Task:
Scan the material that follows. Copy every line containing the word "about".
┌──
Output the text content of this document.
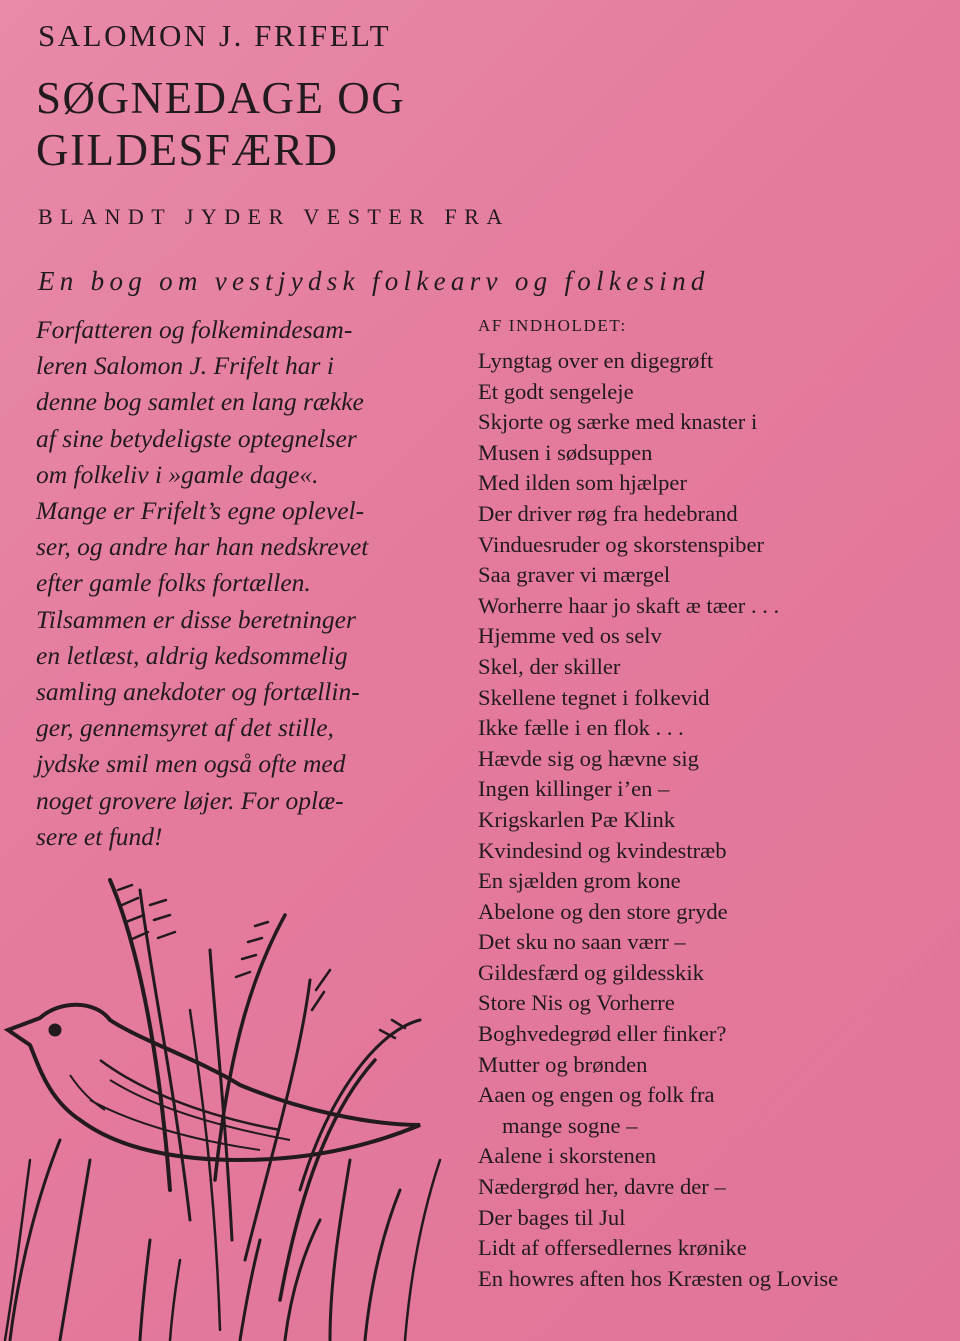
SALOMON J. FRIFELT
SØGNEDAGE OG
GILDESFÆRD
BLANDT JYDER VESTER FRA
En bog om vestjydsk folkearv og folkesind
Forfatteren og folkemindesam-
leren Salomon J. Frifelt har i
denne bog samlet en lang række
af sine betydeligste optegnelser
om folkeliv i »gamle dage«.
Mange er Frifelt’s egne oplevel-
ser, og andre har han nedskrevet
efter gamle folks fortællen.
Tilsammen er disse beretninger
en letlæst, aldrig kedsommelig
samling anekdoter og fortællin-
ger, gennemsyret af det stille,
jydske smil men også ofte med
noget grovere løjer. For oplæ-
sere et fund!
AF INDHOLDET:
Lyngtag over en digegrøft
Et godt sengeleje
Skjorte og særke med knaster i
Musen i sødsuppen
Med ilden som hjælper
Der driver røg fra hedebrand
Vinduesruder og skorstenspiber
Saa graver vi mærgel
Worherre haar jo skaft æ tæer . . .
Hjemme ved os selv
Skel, der skiller
Skellene tegnet i folkevid
Ikke fælle i en flok . . .
Hævde sig og hævne sig
Ingen killinger i’en –
Krigskarlen Pæ Klink
Kvindesind og kvindestræb
En sjælden grom kone
Abelone og den store gryde
Det sku no saan værr –
Gildesfærd og gildesskik
Store Nis og Vorherre
Boghvedegrød eller finker?
Mutter og brønden
Aaen og engen og folk fra
mange sogne –
Aalene i skorstenen
Nædergrød her, davre der –
Der bages til Jul
Lidt af offersedlernes krønike
En howres aften hos Kræsten og Lovise
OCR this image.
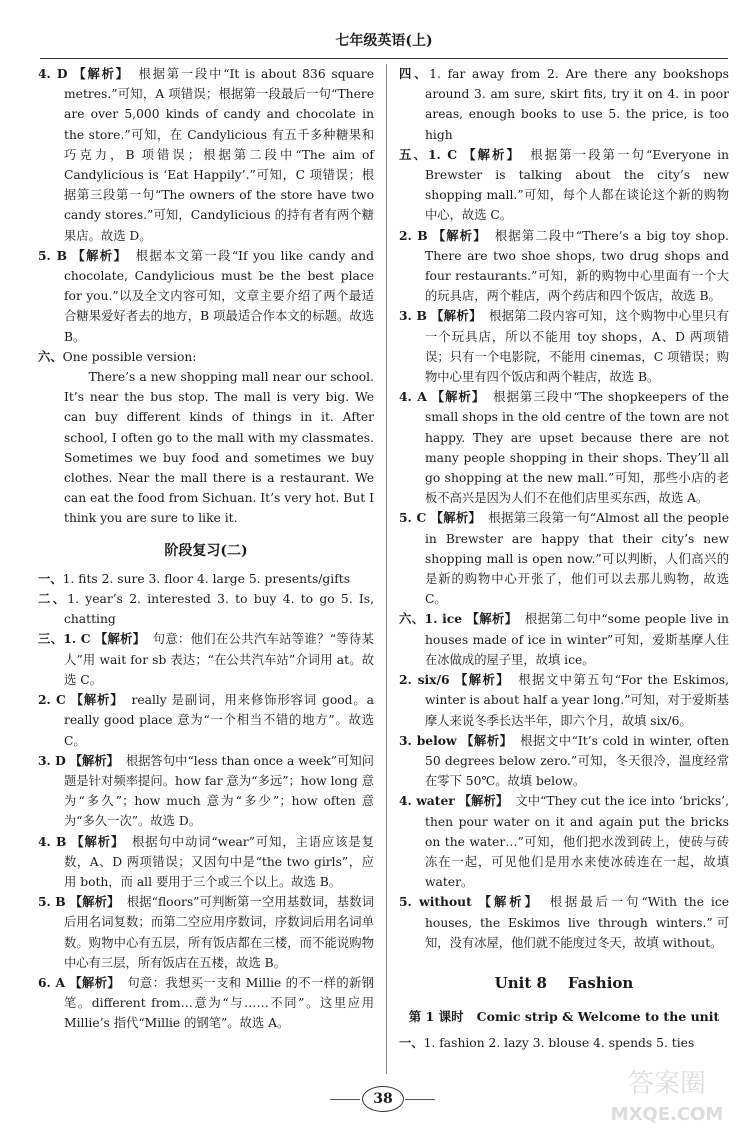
七年级英语(上)

4. D 【解析】 根据第一段中“It is about 836 square metres.”可知，A 项错误；根据第一段最后一句“There are over 5,000 kinds of candy and chocolate in the store.”可知，在 Candylicious 有五千多种糖果和巧克力，B 项错误；根据第二段中“The aim of Candylicious is ‘Eat Happily’.”可知，C 项错误；根据第三段第一句“The owners of the store have two candy stores.”可知，Candylicious 的持有者有两个糖果店。故选 D。

5. B 【解析】 根据本文第一段“If you like candy and chocolate, Candylicious must be the best place for you.”以及全文内容可知，文章主要介绍了两个最适合糖果爱好者去的地方，B 项最适合作本文的标题。故选 B。

六、One possible version:

There’s a new shopping mall near our school. It’s near the bus stop. The mall is very big. We can buy different kinds of things in it. After school, I often go to the mall with my classmates. Sometimes we buy food and sometimes we buy clothes. Near the mall there is a restaurant. We can eat the food from Sichuan. It’s very hot. But I think you are sure to like it.

阶段复习(二)

一、1. fits 2. sure 3. floor 4. large 5. presents/gifts

二、1. year’s 2. interested 3. to buy 4. to go 5. Is, chatting

三、1. C 【解析】 句意：他们在公共汽车站等谁？“等待某人”用 wait for sb 表达；“在公共汽车站”介词用 at。故选 C。

2. C 【解析】 really 是副词，用来修饰形容词 good。a really good place 意为“一个相当不错的地方”。故选 C。

3. D 【解析】 根据答句中“less than once a week”可知问题是针对频率提问。how far 意为“多远”；how long 意为“多久”；how much 意为“多少”；how often 意为“多久一次”。故选 D。

4. B 【解析】 根据句中动词“wear”可知，主语应该是复数，A、D 两项错误；又因句中是“the two girls”，应用 both，而 all 要用于三个或三个以上。故选 B。

5. B 【解析】 根据“floors”可判断第一空用基数词，基数词后用名词复数；而第二空应用序数词，序数词后用名词单数。购物中心有五层，所有饭店都在三楼，而不能说购物中心有三层，所有饭店在五楼，故选 B。

6. A 【解析】 句意：我想买一支和 Millie 的不一样的新钢笔。different from…意为“与……不同”。这里应用 Millie’s 指代“Millie 的钢笔”。故选 A。

四、1. far away from 2. Are there any bookshops around 3. am sure, skirt fits, try it on 4. in poor areas, enough books to use 5. the price, is too high

五、1. C 【解析】 根据第一段第一句“Everyone in Brewster is talking about the city’s new shopping mall.”可知，每个人都在谈论这个新的购物中心，故选 C。

2. B 【解析】 根据第二段中“There’s a big toy shop. There are two shoe shops, two drug shops and four restaurants.”可知，新的购物中心里面有一个大的玩具店，两个鞋店，两个药店和四个饭店，故选 B。

3. B 【解析】 根据第二段内容可知，这个购物中心里只有一个玩具店，所以不能用 toy shops，A、D 两项错误；只有一个电影院，不能用 cinemas，C 项错误；购物中心里有四个饭店和两个鞋店，故选 B。

4. A 【解析】 根据第三段中“The shopkeepers of the small shops in the old centre of the town are not happy. They are upset because there are not many people shopping in their shops. They’ll all go shopping at the new mall.”可知，那些小店的老板不高兴是因为人们不在他们店里买东西，故选 A。

5. C 【解析】 根据第三段第一句“Almost all the people in Brewster are happy that their city’s new shopping mall is open now.”可以判断，人们高兴的是新的购物中心开张了，他们可以去那儿购物，故选 C。

六、1. ice 【解析】 根据第二句中“some people live in houses made of ice in winter”可知，爱斯基摩人住在冰做成的屋子里，故填 ice。

2. six/6 【解析】 根据文中第五句“For the Eskimos, winter is about half a year long.”可知，对于爱斯基摩人来说冬季长达半年，即六个月，故填 six/6。

3. below 【解析】 根据文中“It’s cold in winter, often 50 degrees below zero.”可知，冬天很冷，温度经常在零下 50℃。故填 below。

4. water 【解析】 文中“They cut the ice into ‘bricks’, then pour water on it and again put the bricks on the water…”可知，他们把水泼到砖上，使砖与砖冻在一起，可见他们是用水来使冰砖连在一起，故填 water。

5. without 【解析】 根据最后一句“With the ice houses, the Eskimos live through winters.”可知，没有冰屋，他们就不能度过冬天，故填 without。

Unit 8    Fashion
第 1 课时   Comic strip & Welcome to the unit

一、1. fashion 2. lazy 3. blouse 4. spends 5. ties

38	答案圈
MXQE.COM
└──
Solution to this problem:
4. D 【解析】 根据第一段中“It is about 836 square metres.”可知，A 项错误；根据第一段最后一句“There are over 5,000 kinds of candy and chocolate in the store.”可知，在 Candylicious 有五千多种糖果和巧克力，B 项错误；根据第二段中“The aim of Candylicious is ‘Eat Happily’.”可知，C 项错误；根据第三段第一句“The owners of the store have two candy stores.”可知，Candylicious 的持有者有两个糖果店。故选 D。
五、1. C 【解析】 根据第一段第一句“Everyone in Brewster is talking about the city’s new shopping mall.”可知，每个人都在谈论这个新的购物中心，故选 C。
2. six/6 【解析】 根据文中第五句“For the Eskimos, winter is about half a year long.”可知，对于爱斯基摩人来说冬季长达半年，即六个月，故填 six/6。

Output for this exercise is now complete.